**Records for the task**:

"""

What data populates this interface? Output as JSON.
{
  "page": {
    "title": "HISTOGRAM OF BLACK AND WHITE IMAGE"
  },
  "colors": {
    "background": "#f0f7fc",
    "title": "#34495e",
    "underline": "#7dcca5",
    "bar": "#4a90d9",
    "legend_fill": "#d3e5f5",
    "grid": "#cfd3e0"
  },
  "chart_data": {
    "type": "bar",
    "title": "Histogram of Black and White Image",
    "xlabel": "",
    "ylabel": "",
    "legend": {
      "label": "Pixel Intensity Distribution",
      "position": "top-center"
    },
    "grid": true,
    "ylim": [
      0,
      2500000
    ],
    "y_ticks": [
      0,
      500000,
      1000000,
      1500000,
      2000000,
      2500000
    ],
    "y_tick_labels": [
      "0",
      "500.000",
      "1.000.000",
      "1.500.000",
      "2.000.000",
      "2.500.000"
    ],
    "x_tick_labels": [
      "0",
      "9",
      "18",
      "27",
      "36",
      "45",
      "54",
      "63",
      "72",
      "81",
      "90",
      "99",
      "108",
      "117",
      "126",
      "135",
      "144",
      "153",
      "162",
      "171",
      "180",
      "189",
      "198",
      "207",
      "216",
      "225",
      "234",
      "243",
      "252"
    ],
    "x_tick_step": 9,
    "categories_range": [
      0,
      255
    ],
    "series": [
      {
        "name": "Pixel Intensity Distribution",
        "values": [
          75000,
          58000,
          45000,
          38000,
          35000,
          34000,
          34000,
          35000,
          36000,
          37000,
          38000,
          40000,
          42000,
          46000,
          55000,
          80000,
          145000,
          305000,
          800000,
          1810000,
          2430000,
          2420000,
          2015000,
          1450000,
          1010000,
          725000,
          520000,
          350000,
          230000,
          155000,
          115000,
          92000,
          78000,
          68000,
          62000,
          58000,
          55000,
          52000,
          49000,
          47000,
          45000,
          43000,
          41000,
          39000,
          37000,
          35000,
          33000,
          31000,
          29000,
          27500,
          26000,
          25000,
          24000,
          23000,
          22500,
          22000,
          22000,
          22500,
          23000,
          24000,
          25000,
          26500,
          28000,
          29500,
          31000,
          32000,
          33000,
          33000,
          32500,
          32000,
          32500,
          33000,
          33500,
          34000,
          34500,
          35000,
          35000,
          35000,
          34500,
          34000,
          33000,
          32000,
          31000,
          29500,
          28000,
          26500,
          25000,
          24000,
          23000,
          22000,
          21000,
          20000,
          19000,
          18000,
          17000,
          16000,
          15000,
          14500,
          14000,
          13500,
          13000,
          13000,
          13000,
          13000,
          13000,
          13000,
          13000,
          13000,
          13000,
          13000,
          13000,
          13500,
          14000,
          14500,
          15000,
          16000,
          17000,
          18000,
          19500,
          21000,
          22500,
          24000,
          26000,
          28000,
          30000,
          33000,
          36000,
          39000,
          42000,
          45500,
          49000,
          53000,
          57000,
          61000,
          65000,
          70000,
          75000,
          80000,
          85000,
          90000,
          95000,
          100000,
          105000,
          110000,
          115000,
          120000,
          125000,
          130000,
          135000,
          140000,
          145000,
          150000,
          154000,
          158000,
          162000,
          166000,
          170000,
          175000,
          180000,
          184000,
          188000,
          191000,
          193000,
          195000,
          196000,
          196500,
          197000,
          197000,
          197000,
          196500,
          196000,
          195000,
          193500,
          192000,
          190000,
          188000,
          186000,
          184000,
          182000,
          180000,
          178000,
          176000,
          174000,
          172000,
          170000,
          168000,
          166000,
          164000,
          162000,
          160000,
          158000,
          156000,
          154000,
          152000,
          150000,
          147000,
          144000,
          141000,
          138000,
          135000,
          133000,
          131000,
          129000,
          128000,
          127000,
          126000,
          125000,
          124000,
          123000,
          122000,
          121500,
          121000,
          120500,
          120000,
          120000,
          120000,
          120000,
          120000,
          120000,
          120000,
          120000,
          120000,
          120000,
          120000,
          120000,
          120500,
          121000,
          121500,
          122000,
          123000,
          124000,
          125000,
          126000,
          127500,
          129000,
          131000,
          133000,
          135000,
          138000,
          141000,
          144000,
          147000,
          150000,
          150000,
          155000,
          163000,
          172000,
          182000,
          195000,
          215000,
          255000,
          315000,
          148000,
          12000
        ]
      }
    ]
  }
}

"""

**Aim of the task**:
Restate every line of the data word for word.

**Complete answer**:
What data populates this interface? Output as JSON.
{
  "page": {
    "title": "HISTOGRAM OF BLACK AND WHITE IMAGE"
  },
  "colors": {
    "background": "#f0f7fc",
    "title": "#34495e",
    "underline": "#7dcca5",
    "bar": "#4a90d9",
    "legend_fill": "#d3e5f5",
    "grid": "#cfd3e0"
  },
  "chart_data": {
    "type": "bar",
    "title": "Histogram of Black and White Image",
    "xlabel": "",
    "ylabel": "",
    "legend": {
      "label": "Pixel Intensity Distribution",
      "position": "top-center"
    },
    "grid": true,
    "ylim": [
      0,
      2500000
    ],
    "y_ticks": [
      0,
      500000,
      1000000,
      1500000,
      2000000,
      2500000
    ],
    "y_tick_labels": [
      "0",
      "500.000",
      "1.000.000",
      "1.500.000",
      "2.000.000",
      "2.500.000"
    ],
    "x_tick_labels": [
      "0",
      "9",
      "18",
      "27",
      "36",
      "45",
      "54",
      "63",
      "72",
      "81",
      "90",
      "99",
      "108",
      "117",
      "126",
      "135",
      "144",
      "153",
      "162",
      "171",
      "180",
      "189",
      "198",
      "207",
      "216",
      "225",
      "234",
      "243",
      "252"
    ],
    "x_tick_step": 9,
    "categories_range": [
      0,
      255
    ],
    "series": [
      {
        "name": "Pixel Intensity Distribution",
        "values": [
          75000,
          58000,
          45000,
          38000,
          35000,
          34000,
          34000,
          35000,
          36000,
          37000,
          38000,
          40000,
          42000,
          46000,
          55000,
          80000,
          145000,
          305000,
          800000,
          1810000,
          2430000,
          2420000,
          2015000,
          1450000,
          1010000,
          725000,
          520000,
          350000,
          230000,
          155000,
          115000,
          92000,
          78000,
          68000,
          62000,
          58000,
          55000,
          52000,
          49000,
          47000,
          45000,
          43000,
          41000,
          39000,
          37000,
          35000,
          33000,
          31000,
          29000,
          27500,
          26000,
          25000,
          24000,
          23000,
          22500,
          22000,
          22000,
          22500,
          23000,
          24000,
          25000,
          26500,
          28000,
          29500,
          31000,
          32000,
          33000,
          33000,
          32500,
          32000,
          32500,
          33000,
          33500,
          34000,
          34500,
          35000,
          35000,
          35000,
          34500,
          34000,
          33000,
          32000,
          31000,
          29500,
          28000,
          26500,
          25000,
          24000,
          23000,
          22000,
          21000,
          20000,
          19000,
          18000,
          17000,
          16000,
          15000,
          14500,
          14000,
          13500,
          13000,
          13000,
          13000,
          13000,
          13000,
          13000,
          13000,
          13000,
          13000,
          13000,
          13000,
          13500,
          14000,
          14500,
          15000,
          16000,
          17000,
          18000,
          19500,
          21000,
          22500,
          24000,
          26000,
          28000,
          30000,
          33000,
          36000,
          39000,
          42000,
          45500,
          49000,
          53000,
          57000,
          61000,
          65000,
          70000,
          75000,
          80000,
          85000,
          90000,
          95000,
          100000,
          105000,
          110000,
          115000,
          120000,
          125000,
          130000,
          135000,
          140000,
          145000,
          150000,
          154000,
          158000,
          162000,
          166000,
          170000,
          175000,
          180000,
          184000,
          188000,
          191000,
          193000,
          195000,
          196000,
          196500,
          197000,
          197000,
          197000,
          196500,
          196000,
          195000,
          193500,
          192000,
          190000,
          188000,
          186000,
          184000,
          182000,
          180000,
          178000,
          176000,
          174000,
          172000,
          170000,
          168000,
          166000,
          164000,
          162000,
          160000,
          158000,
          156000,
          154000,
          152000,
          150000,
          147000,
          144000,
          141000,
          138000,
          135000,
          133000,
          131000,
          129000,
          128000,
          127000,
          126000,
          125000,
          124000,
          123000,
          122000,
          121500,
          121000,
          120500,
          120000,
          120000,
          120000,
          120000,
          120000,
          120000,
          120000,
          120000,
          120000,
          120000,
          120000,
          120000,
          120500,
          121000,
          121500,
          122000,
          123000,
          124000,
          125000,
          126000,
          127500,
          129000,
          131000,
          133000,
          135000,
          138000,
          141000,
          144000,
          147000,
          150000,
          150000,
          155000,
          163000,
          172000,
          182000,
          195000,
          215000,
          255000,
          315000,
          148000,
          12000
        ]
      }
    ]
  }
}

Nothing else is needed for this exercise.